[GOAL OF THE EXERCISE] Locate the lines where "suicides" occurs and copy them as they stand.

Start of GIVEN RECORDS

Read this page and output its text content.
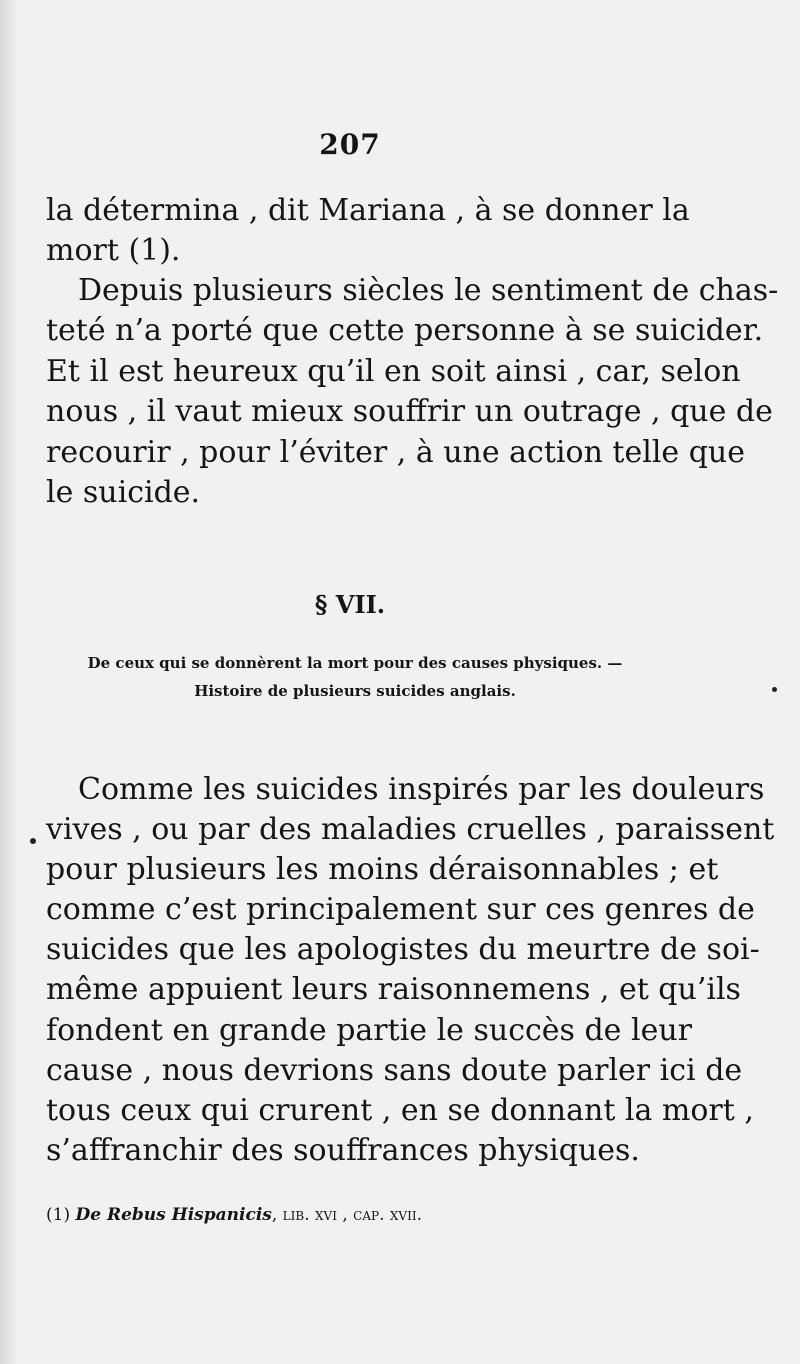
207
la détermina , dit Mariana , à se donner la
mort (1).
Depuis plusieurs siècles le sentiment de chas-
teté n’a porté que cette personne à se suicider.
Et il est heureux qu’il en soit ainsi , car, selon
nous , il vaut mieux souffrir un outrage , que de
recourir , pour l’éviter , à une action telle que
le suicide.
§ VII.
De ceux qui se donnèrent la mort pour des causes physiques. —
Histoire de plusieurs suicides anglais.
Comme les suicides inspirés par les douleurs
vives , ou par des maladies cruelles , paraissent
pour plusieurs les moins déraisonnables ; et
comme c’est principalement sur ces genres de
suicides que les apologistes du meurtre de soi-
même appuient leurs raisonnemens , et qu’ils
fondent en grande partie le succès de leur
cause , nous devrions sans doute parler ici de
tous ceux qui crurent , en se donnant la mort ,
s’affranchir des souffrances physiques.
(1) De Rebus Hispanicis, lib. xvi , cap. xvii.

End of GIVEN RECORDS

[FULL OUTPUT]
Histoire de plusieurs suicides anglais.
Comme les suicides inspirés par les douleurs
suicides que les apologistes du meurtre de soi-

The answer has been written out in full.